# [DATA SECTION]

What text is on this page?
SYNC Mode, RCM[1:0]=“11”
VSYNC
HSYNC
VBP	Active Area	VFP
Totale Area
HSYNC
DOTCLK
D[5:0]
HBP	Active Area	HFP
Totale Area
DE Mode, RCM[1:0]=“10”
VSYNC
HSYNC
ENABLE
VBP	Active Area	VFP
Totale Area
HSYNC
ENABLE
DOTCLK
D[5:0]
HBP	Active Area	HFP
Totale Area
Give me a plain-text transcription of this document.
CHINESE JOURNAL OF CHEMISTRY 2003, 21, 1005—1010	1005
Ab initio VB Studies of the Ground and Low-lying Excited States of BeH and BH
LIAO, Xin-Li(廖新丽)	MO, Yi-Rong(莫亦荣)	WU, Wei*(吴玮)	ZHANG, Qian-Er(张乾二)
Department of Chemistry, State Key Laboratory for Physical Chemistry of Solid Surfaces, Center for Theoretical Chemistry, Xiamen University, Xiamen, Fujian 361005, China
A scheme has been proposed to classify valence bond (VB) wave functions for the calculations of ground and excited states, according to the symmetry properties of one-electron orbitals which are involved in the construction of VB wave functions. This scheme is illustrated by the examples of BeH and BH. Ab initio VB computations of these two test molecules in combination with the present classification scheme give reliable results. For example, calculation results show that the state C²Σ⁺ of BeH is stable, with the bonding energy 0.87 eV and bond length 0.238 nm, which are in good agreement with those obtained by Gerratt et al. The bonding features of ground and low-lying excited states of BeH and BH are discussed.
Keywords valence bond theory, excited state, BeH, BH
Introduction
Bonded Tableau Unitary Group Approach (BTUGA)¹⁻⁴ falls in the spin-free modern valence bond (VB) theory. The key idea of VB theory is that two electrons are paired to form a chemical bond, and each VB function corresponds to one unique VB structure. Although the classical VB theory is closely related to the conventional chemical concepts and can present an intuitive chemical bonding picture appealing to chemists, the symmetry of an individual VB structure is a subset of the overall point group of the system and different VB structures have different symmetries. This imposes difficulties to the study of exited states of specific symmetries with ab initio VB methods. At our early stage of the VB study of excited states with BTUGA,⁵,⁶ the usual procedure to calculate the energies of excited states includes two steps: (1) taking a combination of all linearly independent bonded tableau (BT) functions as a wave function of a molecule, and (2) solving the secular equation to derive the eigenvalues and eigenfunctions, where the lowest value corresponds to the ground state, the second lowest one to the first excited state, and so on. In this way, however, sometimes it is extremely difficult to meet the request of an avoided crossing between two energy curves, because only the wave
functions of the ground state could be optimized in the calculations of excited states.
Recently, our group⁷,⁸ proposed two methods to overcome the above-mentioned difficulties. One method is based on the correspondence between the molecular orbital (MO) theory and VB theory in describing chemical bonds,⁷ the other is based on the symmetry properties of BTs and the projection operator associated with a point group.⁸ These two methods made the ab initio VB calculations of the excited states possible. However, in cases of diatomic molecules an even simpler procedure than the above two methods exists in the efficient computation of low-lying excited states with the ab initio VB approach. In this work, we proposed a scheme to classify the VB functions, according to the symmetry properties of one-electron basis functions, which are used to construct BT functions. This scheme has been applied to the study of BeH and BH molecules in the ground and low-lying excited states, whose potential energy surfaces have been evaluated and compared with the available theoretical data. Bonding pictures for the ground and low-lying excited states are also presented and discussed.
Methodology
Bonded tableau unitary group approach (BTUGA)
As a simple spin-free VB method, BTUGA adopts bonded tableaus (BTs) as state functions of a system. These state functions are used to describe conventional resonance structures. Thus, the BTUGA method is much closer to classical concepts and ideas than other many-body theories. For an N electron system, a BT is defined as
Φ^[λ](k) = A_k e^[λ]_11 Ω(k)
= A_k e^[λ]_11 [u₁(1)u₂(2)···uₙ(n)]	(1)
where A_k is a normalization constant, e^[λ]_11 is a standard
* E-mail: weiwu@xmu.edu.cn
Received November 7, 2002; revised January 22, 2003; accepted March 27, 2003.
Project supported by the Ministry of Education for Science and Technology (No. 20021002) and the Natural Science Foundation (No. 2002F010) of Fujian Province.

# [WRITTEN INSTRUCTION]
Work through the data and report how many of its lines hold the word "text", giving only the figure.

# [FINAL RESULT]
2